* **WRITTEN TASK**
List every line below that contains the string "definitivamente", copying each one in full.

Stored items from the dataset
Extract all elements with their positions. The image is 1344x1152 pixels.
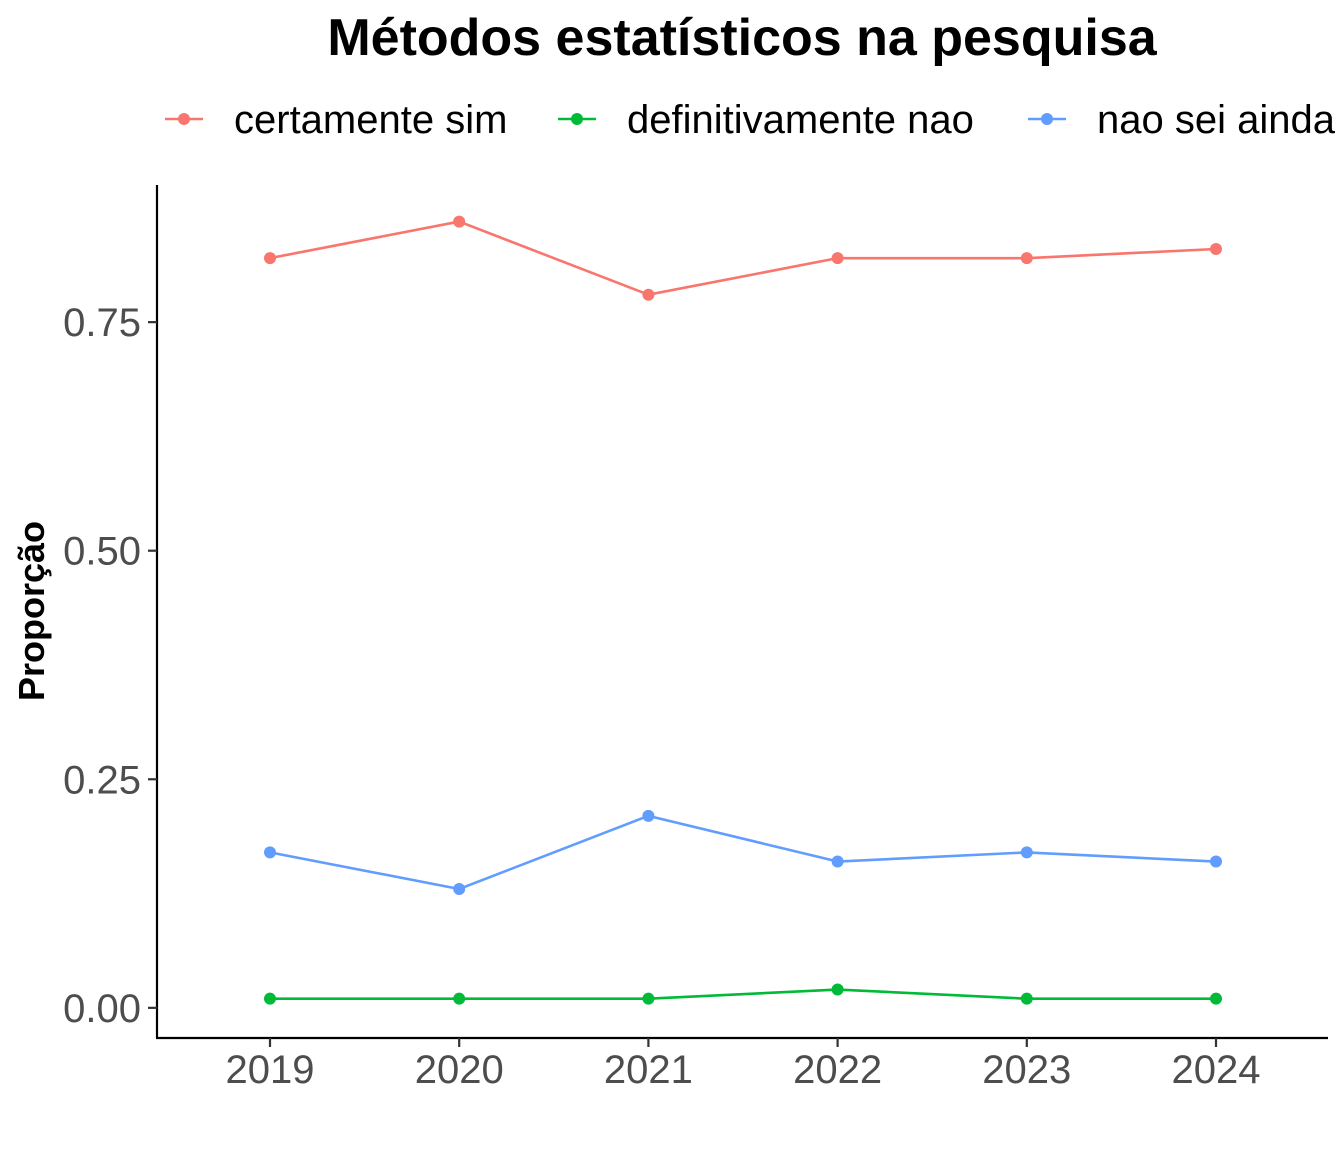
chart-title: Métodos estatísticos na pesquisa (327, 9, 1157, 67)
data-point-certamente-sim (1020, 252, 1033, 265)
x-tick-label: 2024 (1172, 1048, 1261, 1092)
series-line-nao-sei-ainda (269, 814, 1217, 891)
legend-label: nao sei ainda (1097, 98, 1336, 142)
data-point-definitivamente-nao (1020, 992, 1033, 1005)
legend-item-certamente-sim: certamente sim (165, 98, 507, 142)
x-tick-label: 2023 (982, 1048, 1071, 1092)
data-point-definitivamente-nao (642, 992, 655, 1005)
y-tick-label: 0.00 (63, 987, 141, 1031)
series-definitivamente-nao (264, 983, 1222, 1005)
data-point-certamente-sim (642, 288, 655, 301)
data-point-certamente-sim (264, 252, 276, 265)
data-point-definitivamente-nao (831, 983, 844, 996)
data-point-definitivamente-nao (264, 992, 276, 1005)
data-point-nao-sei-ainda (264, 846, 276, 859)
x-axis-ticks: 2019 2020 2021 2022 2023 2024 (226, 1038, 1261, 1092)
legend-key-point (178, 113, 190, 125)
data-point-nao-sei-ainda (1020, 846, 1033, 859)
y-axis-ticks: 0.00 0.25 0.50 0.75 (63, 301, 157, 1031)
legend: certamente sim definitivamente nao nao sei… (165, 98, 1336, 142)
x-tick-label: 2021 (604, 1048, 693, 1092)
legend-label: definitivamente nao (627, 98, 974, 142)
series-line-definitivamente-nao (270, 988, 1216, 1000)
y-tick-label: 0.25 (63, 758, 141, 802)
data-point-certamente-sim (1210, 242, 1222, 255)
y-axis-title: Proporção (11, 521, 52, 701)
x-tick-label: 2020 (415, 1048, 504, 1092)
data-point-definitivamente-nao (453, 992, 466, 1005)
data-point-certamente-sim (831, 252, 844, 265)
y-tick-label: 0.50 (63, 530, 141, 574)
x-tick-label: 2022 (793, 1048, 882, 1092)
x-tick-label: 2019 (226, 1048, 315, 1092)
data-point-definitivamente-nao (1210, 992, 1222, 1005)
series-nao-sei-ainda (264, 809, 1222, 895)
legend-key-point (571, 113, 583, 125)
legend-label: certamente sim (234, 98, 507, 142)
y-tick-label: 0.75 (63, 301, 141, 345)
data-point-nao-sei-ainda (453, 882, 466, 895)
series-layer (264, 215, 1222, 1005)
data-point-nao-sei-ainda (831, 855, 844, 868)
plot-area: 0.00 0.25 0.50 0.75 2019 2020 2021 2022 2023 202… (63, 185, 1328, 1092)
data-point-nao-sei-ainda (642, 809, 655, 822)
data-point-nao-sei-ainda (1210, 855, 1222, 868)
series-certamente-sim (264, 215, 1222, 301)
series-line-certamente-sim (269, 220, 1217, 297)
legend-key-point (1041, 113, 1053, 125)
legend-item-definitivamente-nao: definitivamente nao (558, 98, 974, 142)
legend-item-nao-sei-ainda: nao sei ainda (1028, 98, 1336, 142)
data-point-certamente-sim (453, 215, 466, 228)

* **TASK RESULT**
data-point-definitivamente-nao (1020, 992, 1033, 1005)
data-point-definitivamente-nao (642, 992, 655, 1005)
series-definitivamente-nao (264, 983, 1222, 1005)
data-point-definitivamente-nao (831, 983, 844, 996)
data-point-definitivamente-nao (264, 992, 276, 1005)
legend: certamente sim definitivamente nao nao sei… (165, 98, 1336, 142)
legend-label: definitivamente nao (627, 98, 974, 142)
series-line-definitivamente-nao (270, 988, 1216, 1000)
data-point-definitivamente-nao (453, 992, 466, 1005)
data-point-definitivamente-nao (1210, 992, 1222, 1005)
legend-item-definitivamente-nao: definitivamente nao (558, 98, 974, 142)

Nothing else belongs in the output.